GOAL = Look through the material below. Copy each line that contains the string "name".

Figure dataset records
########
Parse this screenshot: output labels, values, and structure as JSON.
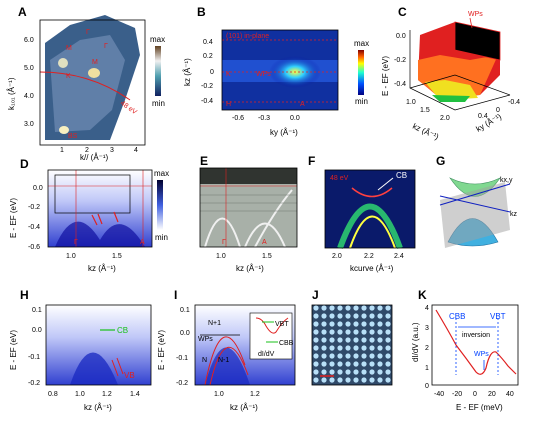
{
  "panels": {
    "A": {
      "label": "A",
      "ylabel": "k₁₀₁ (Å⁻¹)",
      "xlabel": "k// (Å⁻¹)",
      "yticks": [
        "6.0",
        "5.0",
        "4.0",
        "3.0"
      ],
      "xticks": [
        "1",
        "2",
        "3",
        "4"
      ],
      "points": [
        "Γ",
        "Γ",
        "M",
        "M",
        "K",
        "BS"
      ],
      "annot": "48 eV",
      "cbar": {
        "max": "max",
        "min": "min"
      }
    },
    "B": {
      "label": "B",
      "ylabel": "kz (Å⁻¹)",
      "xlabel": "ky (Å⁻¹)",
      "yticks": [
        "0.4",
        "0.2",
        "0",
        "-0.2",
        "-0.4"
      ],
      "xticks": [
        "-0.6",
        "-0.3",
        "0.0"
      ],
      "title": "(101) in-plane",
      "points": [
        "K",
        "WPs",
        "H",
        "A"
      ],
      "cbar": {
        "max": "max",
        "min": "min"
      }
    },
    "C": {
      "label": "C",
      "zlabel": "E - EF (eV)",
      "zticks": [
        "0.0",
        "-0.2",
        "-0.4"
      ],
      "annot": "WPs",
      "xlabel": "kz (Å⁻¹)",
      "ylabel": "ky (Å⁻¹)",
      "xticks": [
        "1.0",
        "1.5",
        "2.0"
      ],
      "yticks": [
        "0.4",
        "0",
        "-0.4"
      ]
    },
    "D": {
      "label": "D",
      "ylabel": "E - EF (eV)",
      "xlabel": "kz (Å⁻¹)",
      "yticks": [
        "0.0",
        "-0.2",
        "-0.4",
        "-0.6"
      ],
      "xticks": [
        "1.0",
        "1.5"
      ],
      "points": [
        "Γ",
        "A"
      ],
      "cbar": {
        "max": "max",
        "min": "min"
      }
    },
    "E": {
      "label": "E",
      "xlabel": "kz (Å⁻¹)",
      "xticks": [
        "1.0",
        "1.5"
      ],
      "points": [
        "Γ",
        "A"
      ]
    },
    "F": {
      "label": "F",
      "annot": "48 eV",
      "xlabel": "kcurve (Å⁻¹)",
      "xticks": [
        "2.0",
        "2.2",
        "2.4"
      ],
      "points": [
        "CB"
      ]
    },
    "G": {
      "label": "G",
      "axes": [
        "kx,y",
        "kz"
      ]
    },
    "H": {
      "label": "H",
      "ylabel": "E - EF (eV)",
      "xlabel": "kz (Å⁻¹)",
      "yticks": [
        "0.1",
        "0.0",
        "-0.1",
        "-0.2"
      ],
      "xticks": [
        "0.8",
        "1.0",
        "1.2",
        "1.4"
      ],
      "points": [
        "CB",
        "VB"
      ]
    },
    "I": {
      "label": "I",
      "ylabel": "E - EF (eV)",
      "xlabel": "kz (Å⁻¹)",
      "yticks": [
        "0.1",
        "0.0",
        "-0.1",
        "-0.2"
      ],
      "xticks": [
        "1.0",
        "1.2"
      ],
      "points": [
        "N+1",
        "WPs",
        "N",
        "N-1",
        "VBT",
        "CBB"
      ],
      "inset": "dI/dV"
    },
    "J": {
      "label": "J"
    },
    "K": {
      "label": "K",
      "ylabel": "dI/dV (a.u.)",
      "xlabel": "E - EF (meV)",
      "yticks": [
        "4",
        "3",
        "2",
        "1",
        "0"
      ],
      "xticks": [
        "-40",
        "-20",
        "0",
        "20",
        "40"
      ],
      "annot": {
        "cbb": "CBB",
        "vbt": "VBT",
        "inversion": "inversion",
        "wps": "WPs"
      }
    }
  },
  "colors": {
    "accent": "#e02020",
    "wps": "#ff2020",
    "green": "#18c018"
  }
}
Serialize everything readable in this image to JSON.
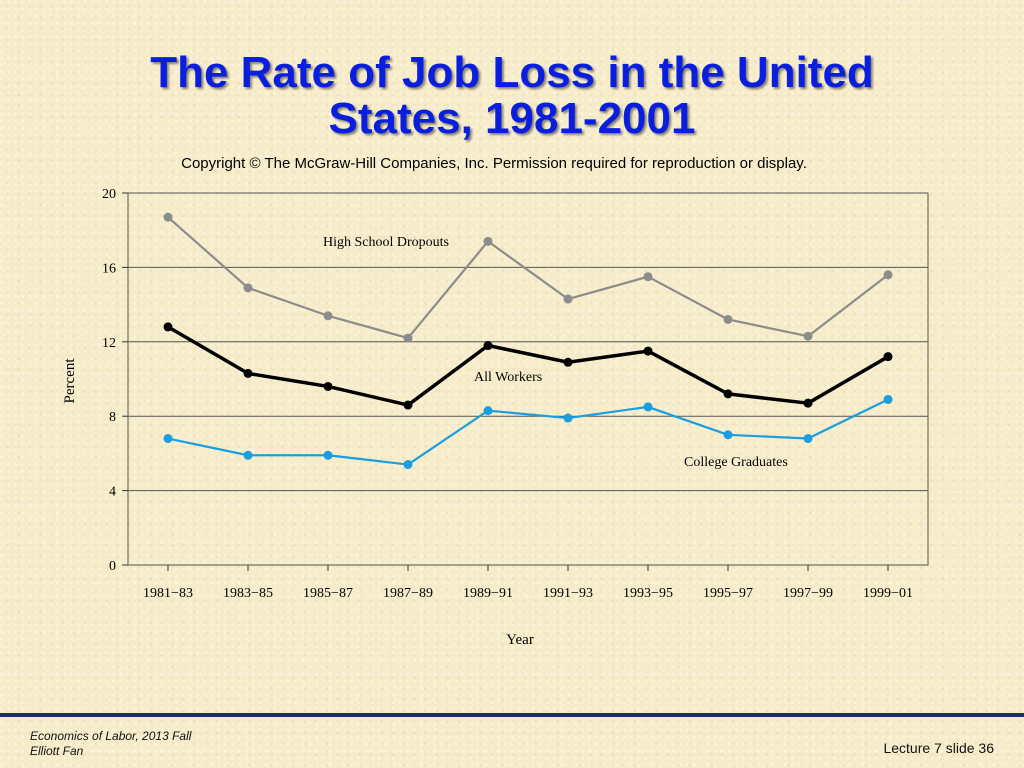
{
  "slide": {
    "title_line1": "The Rate of Job Loss in the United",
    "title_line2": "States, 1981-2001",
    "copyright": "Copyright © The McGraw-Hill Companies, Inc. Permission required for reproduction or display."
  },
  "footer": {
    "course": "Economics of Labor, 2013 Fall",
    "author": "Elliott Fan",
    "slide_number": "Lecture 7 slide 36"
  },
  "chart_data": {
    "type": "line",
    "categories": [
      "1981−83",
      "1983−85",
      "1985−87",
      "1987−89",
      "1989−91",
      "1991−93",
      "1993−95",
      "1995−97",
      "1997−99",
      "1999−01"
    ],
    "xlabel": "Year",
    "ylabel": "Percent",
    "ylim": [
      0,
      20
    ],
    "yticks": [
      0,
      4,
      8,
      12,
      16,
      20
    ],
    "grid": true,
    "series": [
      {
        "name": "High School Dropouts",
        "color": "#8c8c8c",
        "values": [
          18.7,
          14.9,
          13.4,
          12.2,
          17.4,
          14.3,
          15.5,
          13.2,
          12.3,
          15.6
        ]
      },
      {
        "name": "All Workers",
        "color": "#000000",
        "values": [
          12.8,
          10.3,
          9.6,
          8.6,
          11.8,
          10.9,
          11.5,
          9.2,
          8.7,
          11.2
        ]
      },
      {
        "name": "College Graduates",
        "color": "#1a9ee0",
        "values": [
          6.8,
          5.9,
          5.9,
          5.4,
          8.3,
          7.9,
          8.5,
          7.0,
          6.8,
          8.9
        ]
      }
    ]
  }
}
########
FULL OUTPUT =
        "name": "High School Dropouts",
        "name": "All Workers",
        "name": "College Graduates",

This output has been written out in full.